— Items from a data source —
*****
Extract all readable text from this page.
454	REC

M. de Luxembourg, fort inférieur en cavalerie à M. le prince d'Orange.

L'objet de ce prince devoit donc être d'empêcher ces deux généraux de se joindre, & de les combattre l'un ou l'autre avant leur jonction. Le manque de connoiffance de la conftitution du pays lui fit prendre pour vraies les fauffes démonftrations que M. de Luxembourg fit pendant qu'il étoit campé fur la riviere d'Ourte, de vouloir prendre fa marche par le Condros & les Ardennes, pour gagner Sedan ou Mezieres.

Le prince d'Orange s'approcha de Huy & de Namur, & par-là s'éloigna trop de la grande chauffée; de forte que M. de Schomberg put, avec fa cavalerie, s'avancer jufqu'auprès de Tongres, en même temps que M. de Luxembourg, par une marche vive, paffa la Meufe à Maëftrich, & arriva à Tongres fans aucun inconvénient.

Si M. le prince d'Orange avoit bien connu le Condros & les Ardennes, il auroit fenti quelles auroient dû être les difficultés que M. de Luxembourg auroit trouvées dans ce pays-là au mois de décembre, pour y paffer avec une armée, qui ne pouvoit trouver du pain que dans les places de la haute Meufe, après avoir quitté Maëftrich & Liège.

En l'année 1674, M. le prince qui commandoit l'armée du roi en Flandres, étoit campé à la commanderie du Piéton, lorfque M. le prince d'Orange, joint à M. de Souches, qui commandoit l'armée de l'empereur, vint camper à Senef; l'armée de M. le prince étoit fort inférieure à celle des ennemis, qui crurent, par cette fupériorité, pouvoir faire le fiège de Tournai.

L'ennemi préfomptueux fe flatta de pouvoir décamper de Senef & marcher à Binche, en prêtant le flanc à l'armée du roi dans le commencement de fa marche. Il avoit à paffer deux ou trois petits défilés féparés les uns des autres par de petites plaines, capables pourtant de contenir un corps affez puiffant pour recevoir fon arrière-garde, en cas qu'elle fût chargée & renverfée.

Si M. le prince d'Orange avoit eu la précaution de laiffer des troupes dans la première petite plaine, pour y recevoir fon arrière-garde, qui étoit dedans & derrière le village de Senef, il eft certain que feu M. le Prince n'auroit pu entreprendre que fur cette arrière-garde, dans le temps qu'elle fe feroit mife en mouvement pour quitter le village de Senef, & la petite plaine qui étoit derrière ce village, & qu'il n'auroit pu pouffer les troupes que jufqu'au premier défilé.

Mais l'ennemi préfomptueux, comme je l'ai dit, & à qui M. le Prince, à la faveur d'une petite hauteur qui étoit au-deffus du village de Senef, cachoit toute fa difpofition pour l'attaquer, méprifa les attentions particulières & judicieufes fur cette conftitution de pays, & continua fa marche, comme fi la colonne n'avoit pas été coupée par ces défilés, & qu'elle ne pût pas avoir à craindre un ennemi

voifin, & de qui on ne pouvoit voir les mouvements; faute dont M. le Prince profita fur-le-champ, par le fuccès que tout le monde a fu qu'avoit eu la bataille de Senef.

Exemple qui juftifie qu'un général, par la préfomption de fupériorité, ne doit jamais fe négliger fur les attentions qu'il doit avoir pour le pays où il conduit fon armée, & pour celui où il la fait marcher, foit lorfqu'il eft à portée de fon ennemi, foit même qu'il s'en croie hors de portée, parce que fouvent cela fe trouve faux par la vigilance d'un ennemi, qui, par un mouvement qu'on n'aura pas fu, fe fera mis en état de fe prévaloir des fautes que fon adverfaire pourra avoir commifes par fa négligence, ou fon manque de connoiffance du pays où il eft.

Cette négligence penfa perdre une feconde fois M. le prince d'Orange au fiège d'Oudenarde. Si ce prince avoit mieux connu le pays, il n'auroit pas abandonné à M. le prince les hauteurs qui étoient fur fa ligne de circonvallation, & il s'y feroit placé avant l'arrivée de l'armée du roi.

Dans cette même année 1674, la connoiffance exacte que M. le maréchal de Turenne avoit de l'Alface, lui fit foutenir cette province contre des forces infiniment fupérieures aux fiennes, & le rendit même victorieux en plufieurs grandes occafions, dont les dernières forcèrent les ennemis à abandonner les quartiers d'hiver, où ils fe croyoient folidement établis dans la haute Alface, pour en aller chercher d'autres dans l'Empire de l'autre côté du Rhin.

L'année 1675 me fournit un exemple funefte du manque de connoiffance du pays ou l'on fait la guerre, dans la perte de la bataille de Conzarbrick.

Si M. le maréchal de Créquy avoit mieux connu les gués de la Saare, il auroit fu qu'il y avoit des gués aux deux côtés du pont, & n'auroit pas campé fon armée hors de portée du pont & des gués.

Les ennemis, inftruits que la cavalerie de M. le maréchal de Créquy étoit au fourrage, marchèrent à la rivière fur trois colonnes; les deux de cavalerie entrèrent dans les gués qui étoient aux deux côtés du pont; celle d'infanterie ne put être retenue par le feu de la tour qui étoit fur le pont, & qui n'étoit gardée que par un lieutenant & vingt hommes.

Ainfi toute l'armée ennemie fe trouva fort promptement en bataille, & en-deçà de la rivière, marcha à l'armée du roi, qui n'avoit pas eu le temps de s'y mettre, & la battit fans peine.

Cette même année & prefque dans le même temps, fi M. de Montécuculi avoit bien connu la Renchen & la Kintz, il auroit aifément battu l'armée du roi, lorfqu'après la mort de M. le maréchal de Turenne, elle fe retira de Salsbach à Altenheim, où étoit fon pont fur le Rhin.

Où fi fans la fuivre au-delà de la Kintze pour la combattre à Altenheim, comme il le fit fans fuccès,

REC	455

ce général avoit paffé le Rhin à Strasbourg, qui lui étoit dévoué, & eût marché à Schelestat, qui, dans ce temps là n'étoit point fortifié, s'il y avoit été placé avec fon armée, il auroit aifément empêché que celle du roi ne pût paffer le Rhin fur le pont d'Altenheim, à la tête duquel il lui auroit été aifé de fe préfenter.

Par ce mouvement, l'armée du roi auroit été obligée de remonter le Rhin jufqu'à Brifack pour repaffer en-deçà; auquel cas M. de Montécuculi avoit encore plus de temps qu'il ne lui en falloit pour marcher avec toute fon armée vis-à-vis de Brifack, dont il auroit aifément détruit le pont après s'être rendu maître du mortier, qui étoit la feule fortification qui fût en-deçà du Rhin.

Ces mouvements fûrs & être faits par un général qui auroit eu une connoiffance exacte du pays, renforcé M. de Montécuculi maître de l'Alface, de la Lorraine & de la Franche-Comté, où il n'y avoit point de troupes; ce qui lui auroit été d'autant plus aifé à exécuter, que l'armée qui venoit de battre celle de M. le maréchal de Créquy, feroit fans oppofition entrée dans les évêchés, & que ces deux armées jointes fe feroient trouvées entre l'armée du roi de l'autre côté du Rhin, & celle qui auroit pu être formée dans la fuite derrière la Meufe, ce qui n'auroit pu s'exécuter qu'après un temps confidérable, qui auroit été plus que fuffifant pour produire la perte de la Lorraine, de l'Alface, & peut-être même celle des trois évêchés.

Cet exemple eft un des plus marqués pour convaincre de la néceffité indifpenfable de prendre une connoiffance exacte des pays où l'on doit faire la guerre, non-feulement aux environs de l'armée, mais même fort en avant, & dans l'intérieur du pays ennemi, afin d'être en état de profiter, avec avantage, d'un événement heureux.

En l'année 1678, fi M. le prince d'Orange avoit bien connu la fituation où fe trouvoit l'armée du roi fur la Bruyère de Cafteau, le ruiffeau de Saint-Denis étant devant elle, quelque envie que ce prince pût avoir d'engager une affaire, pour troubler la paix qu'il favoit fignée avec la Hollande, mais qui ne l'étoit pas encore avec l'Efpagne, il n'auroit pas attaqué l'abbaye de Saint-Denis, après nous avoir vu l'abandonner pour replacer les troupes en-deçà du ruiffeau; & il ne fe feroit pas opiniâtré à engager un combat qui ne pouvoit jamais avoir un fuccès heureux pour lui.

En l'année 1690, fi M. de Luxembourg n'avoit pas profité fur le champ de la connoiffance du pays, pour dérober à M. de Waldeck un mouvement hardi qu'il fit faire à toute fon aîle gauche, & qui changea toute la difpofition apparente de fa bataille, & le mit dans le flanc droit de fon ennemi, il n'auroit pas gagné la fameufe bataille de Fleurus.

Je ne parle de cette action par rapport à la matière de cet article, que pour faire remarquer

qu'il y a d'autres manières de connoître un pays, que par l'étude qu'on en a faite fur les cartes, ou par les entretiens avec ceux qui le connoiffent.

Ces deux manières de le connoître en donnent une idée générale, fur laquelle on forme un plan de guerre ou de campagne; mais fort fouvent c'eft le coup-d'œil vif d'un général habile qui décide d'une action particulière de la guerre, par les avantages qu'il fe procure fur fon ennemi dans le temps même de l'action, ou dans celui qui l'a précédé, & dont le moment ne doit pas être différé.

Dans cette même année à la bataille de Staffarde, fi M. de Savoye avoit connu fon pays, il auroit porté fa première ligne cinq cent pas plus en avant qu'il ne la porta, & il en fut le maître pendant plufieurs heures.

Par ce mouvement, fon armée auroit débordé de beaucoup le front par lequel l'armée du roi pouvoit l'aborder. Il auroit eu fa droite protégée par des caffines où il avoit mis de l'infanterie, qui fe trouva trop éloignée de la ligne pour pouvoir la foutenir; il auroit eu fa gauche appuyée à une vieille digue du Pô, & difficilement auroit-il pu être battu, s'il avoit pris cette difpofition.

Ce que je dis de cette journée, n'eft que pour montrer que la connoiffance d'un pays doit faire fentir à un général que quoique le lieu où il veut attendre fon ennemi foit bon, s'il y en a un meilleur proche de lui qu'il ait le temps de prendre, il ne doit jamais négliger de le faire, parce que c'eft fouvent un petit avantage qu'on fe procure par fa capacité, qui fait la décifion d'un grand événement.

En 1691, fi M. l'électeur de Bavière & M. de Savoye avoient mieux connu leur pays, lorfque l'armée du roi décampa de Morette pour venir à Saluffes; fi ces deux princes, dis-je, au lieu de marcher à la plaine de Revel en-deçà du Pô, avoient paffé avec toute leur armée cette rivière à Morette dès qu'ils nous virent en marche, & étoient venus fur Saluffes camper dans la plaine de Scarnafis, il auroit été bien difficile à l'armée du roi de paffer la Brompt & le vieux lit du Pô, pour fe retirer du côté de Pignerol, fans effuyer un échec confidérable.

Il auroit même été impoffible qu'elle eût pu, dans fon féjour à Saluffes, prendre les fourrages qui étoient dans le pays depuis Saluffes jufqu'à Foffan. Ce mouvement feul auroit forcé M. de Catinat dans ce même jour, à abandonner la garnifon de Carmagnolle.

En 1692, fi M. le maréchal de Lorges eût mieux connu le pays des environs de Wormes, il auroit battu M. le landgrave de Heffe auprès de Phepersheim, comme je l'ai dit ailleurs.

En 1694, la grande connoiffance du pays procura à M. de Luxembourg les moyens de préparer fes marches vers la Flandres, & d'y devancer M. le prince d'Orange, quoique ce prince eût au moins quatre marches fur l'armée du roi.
*****
— Exercise brief —
Search the listing for the word "cavalerie". Copy every line in which it occurs.

— Exercise result —
M. de Luxembourg, fort inférieur en cavalerie à M. le prince d'Orange.
Le prince d'Orange s'approcha de Huy & de Namur, & par-là s'éloigna trop de la grande chauffée; de forte que M. de Schomberg put, avec fa cavalerie, s'avancer jufqu'auprès de Tongres, en même temps que M. de Luxembourg, par une marche vive, paffa la Meufe à Maëftrich, & arriva à Tongres fans aucun inconvénient.
Les ennemis, inftruits que la cavalerie de M. le maréchal de Créquy étoit au fourrage, marchèrent à la rivière fur trois colonnes; les deux de cavalerie entrèrent dans les gués qui étoient aux deux côtés du pont; celle d'infanterie ne put être retenue par le feu de la tour qui étoit fur le pont, & qui n'étoit gardée que par un lieutenant & vingt hommes.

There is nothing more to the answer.